> TASK BRIEF
Leaving out every image, restate all the records word for word.
--
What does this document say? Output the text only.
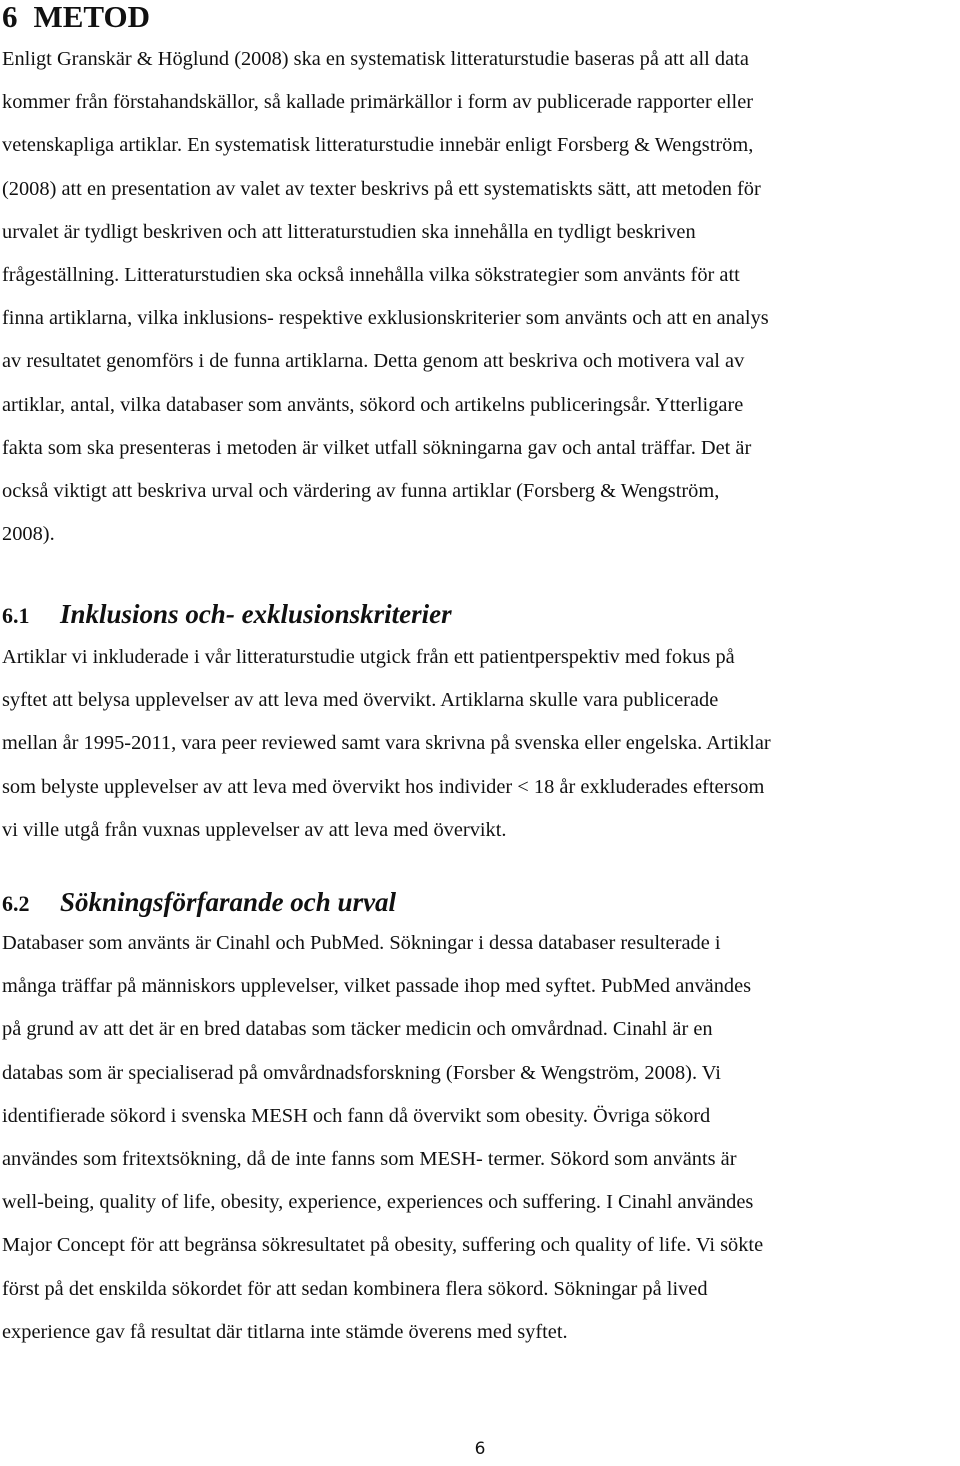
6 METOD

Enligt Granskär & Höglund (2008) ska en systematisk litteraturstudie baseras på att all data
kommer från förstahandskällor, så kallade primärkällor i form av publicerade rapporter eller
vetenskapliga artiklar. En systematisk litteraturstudie innebär enligt Forsberg & Wengström,
(2008) att en presentation av valet av texter beskrivs på ett systematiskts sätt, att metoden för
urvalet är tydligt beskriven och att litteraturstudien ska innehålla en tydligt beskriven
frågeställning. Litteraturstudien ska också innehålla vilka sökstrategier som använts för att
finna artiklarna, vilka inklusions- respektive exklusionskriterier som använts och att en analys
av resultatet genomförs i de funna artiklarna. Detta genom att beskriva och motivera val av
artiklar, antal, vilka databaser som använts, sökord och artikelns publiceringsår. Ytterligare
fakta som ska presenteras i metoden är vilket utfall sökningarna gav och antal träffar. Det är
också viktigt att beskriva urval och värdering av funna artiklar (Forsberg & Wengström,
2008).

6.1 Inklusions och- exklusionskriterier

Artiklar vi inkluderade i vår litteraturstudie utgick från ett patientperspektiv med fokus på
syftet att belysa upplevelser av att leva med övervikt. Artiklarna skulle vara publicerade
mellan år 1995-2011, vara peer reviewed samt vara skrivna på svenska eller engelska. Artiklar
som belyste upplevelser av att leva med övervikt hos individer < 18 år exkluderades eftersom
vi ville utgå från vuxnas upplevelser av att leva med övervikt.

6.2 Sökningsförfarande och urval

Databaser som använts är Cinahl och PubMed. Sökningar i dessa databaser resulterade i
många träffar på människors upplevelser, vilket passade ihop med syftet. PubMed användes
på grund av att det är en bred databas som täcker medicin och omvårdnad. Cinahl är en
databas som är specialiserad på omvårdnadsforskning (Forsber & Wengström, 2008). Vi
identifierade sökord i svenska MESH och fann då övervikt som obesity. Övriga sökord
användes som fritextsökning, då de inte fanns som MESH- termer. Sökord som använts är
well-being, quality of life, obesity, experience, experiences och suffering. I Cinahl användes
Major Concept för att begränsa sökresultatet på obesity, suffering och quality of life. Vi sökte
först på det enskilda sökordet för att sedan kombinera flera sökord. Sökningar på lived
experience gav få resultat där titlarna inte stämde överens med syftet.

6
--
> WRITTEN SOLUTION
What does this document say? Output the text only.
6 METOD

Enligt Granskär & Höglund (2008) ska en systematisk litteraturstudie baseras på att all data
kommer från förstahandskällor, så kallade primärkällor i form av publicerade rapporter eller
vetenskapliga artiklar. En systematisk litteraturstudie innebär enligt Forsberg & Wengström,
(2008) att en presentation av valet av texter beskrivs på ett systematiskts sätt, att metoden för
urvalet är tydligt beskriven och att litteraturstudien ska innehålla en tydligt beskriven
frågeställning. Litteraturstudien ska också innehålla vilka sökstrategier som använts för att
finna artiklarna, vilka inklusions- respektive exklusionskriterier som använts och att en analys
av resultatet genomförs i de funna artiklarna. Detta genom att beskriva och motivera val av
artiklar, antal, vilka databaser som använts, sökord och artikelns publiceringsår. Ytterligare
fakta som ska presenteras i metoden är vilket utfall sökningarna gav och antal träffar. Det är
också viktigt att beskriva urval och värdering av funna artiklar (Forsberg & Wengström,
2008).

6.1 Inklusions och- exklusionskriterier

Artiklar vi inkluderade i vår litteraturstudie utgick från ett patientperspektiv med fokus på
syftet att belysa upplevelser av att leva med övervikt. Artiklarna skulle vara publicerade
mellan år 1995-2011, vara peer reviewed samt vara skrivna på svenska eller engelska. Artiklar
som belyste upplevelser av att leva med övervikt hos individer < 18 år exkluderades eftersom
vi ville utgå från vuxnas upplevelser av att leva med övervikt.

6.2 Sökningsförfarande och urval

Databaser som använts är Cinahl och PubMed. Sökningar i dessa databaser resulterade i
många träffar på människors upplevelser, vilket passade ihop med syftet. PubMed användes
på grund av att det är en bred databas som täcker medicin och omvårdnad. Cinahl är en
databas som är specialiserad på omvårdnadsforskning (Forsber & Wengström, 2008). Vi
identifierade sökord i svenska MESH och fann då övervikt som obesity. Övriga sökord
användes som fritextsökning, då de inte fanns som MESH- termer. Sökord som använts är
well-being, quality of life, obesity, experience, experiences och suffering. I Cinahl användes
Major Concept för att begränsa sökresultatet på obesity, suffering och quality of life. Vi sökte
först på det enskilda sökordet för att sedan kombinera flera sökord. Sökningar på lived
experience gav få resultat där titlarna inte stämde överens med syftet.

6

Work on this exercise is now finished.